- [Required task]:
Can you find the lines of the listing that include "наборы" and copy every one?

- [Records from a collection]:
begin

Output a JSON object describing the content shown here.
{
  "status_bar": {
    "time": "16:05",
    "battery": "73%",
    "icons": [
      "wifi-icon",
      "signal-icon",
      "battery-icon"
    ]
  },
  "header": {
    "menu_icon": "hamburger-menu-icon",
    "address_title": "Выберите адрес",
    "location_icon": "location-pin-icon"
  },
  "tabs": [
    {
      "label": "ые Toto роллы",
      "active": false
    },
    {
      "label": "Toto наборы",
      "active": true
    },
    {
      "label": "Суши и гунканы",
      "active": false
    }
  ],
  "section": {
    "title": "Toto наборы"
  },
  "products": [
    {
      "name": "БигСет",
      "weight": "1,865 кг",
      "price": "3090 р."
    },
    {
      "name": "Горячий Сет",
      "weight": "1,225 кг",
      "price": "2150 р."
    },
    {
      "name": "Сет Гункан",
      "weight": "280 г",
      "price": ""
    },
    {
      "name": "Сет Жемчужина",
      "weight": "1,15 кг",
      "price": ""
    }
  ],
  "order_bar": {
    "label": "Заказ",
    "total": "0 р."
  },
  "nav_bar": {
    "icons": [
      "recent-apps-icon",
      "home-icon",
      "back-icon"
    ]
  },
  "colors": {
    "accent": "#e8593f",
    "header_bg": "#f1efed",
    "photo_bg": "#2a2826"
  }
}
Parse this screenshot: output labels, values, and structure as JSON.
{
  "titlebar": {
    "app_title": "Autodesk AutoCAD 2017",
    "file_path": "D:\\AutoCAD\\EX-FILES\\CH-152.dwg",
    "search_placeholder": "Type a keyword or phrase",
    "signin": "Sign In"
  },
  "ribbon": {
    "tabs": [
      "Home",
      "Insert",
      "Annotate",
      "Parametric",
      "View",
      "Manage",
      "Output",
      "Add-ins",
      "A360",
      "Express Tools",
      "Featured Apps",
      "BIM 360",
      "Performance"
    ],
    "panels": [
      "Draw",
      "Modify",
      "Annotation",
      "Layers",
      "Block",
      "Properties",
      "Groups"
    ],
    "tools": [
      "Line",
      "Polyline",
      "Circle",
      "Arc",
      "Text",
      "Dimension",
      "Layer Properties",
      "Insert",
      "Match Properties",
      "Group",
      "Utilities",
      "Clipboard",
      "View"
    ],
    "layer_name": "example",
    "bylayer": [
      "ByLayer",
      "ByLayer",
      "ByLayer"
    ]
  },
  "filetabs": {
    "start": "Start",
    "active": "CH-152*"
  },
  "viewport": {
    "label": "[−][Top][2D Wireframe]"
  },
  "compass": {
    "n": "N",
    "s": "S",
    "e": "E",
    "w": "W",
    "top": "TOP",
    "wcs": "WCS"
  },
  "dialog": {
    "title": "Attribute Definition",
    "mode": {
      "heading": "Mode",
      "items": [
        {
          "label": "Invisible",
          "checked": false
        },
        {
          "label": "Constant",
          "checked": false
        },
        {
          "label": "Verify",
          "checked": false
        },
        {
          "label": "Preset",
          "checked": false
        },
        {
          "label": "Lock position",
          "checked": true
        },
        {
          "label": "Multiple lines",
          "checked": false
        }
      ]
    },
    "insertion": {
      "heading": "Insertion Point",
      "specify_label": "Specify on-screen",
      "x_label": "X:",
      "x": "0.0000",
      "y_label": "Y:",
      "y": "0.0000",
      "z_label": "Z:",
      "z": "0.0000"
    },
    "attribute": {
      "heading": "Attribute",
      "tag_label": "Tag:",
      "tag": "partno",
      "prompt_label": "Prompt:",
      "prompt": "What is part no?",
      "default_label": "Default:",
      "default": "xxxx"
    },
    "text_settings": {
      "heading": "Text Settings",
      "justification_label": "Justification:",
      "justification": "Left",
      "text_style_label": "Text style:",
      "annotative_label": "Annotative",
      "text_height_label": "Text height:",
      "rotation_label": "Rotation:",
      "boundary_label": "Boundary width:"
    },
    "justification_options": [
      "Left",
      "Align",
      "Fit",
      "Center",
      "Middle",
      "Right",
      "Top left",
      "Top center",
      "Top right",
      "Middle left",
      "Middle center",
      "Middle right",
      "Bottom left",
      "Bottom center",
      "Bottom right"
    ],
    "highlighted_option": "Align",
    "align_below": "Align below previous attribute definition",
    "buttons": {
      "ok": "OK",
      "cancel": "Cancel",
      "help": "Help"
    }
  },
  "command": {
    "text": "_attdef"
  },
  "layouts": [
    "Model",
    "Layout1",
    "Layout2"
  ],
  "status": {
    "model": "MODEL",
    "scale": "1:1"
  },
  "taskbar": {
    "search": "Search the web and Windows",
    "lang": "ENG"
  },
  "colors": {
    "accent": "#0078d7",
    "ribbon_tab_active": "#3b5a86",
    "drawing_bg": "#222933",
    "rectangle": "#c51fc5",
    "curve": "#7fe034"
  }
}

end

- [Response to the exercise]:
      "label": "Toto наборы",
    "title": "Toto наборы"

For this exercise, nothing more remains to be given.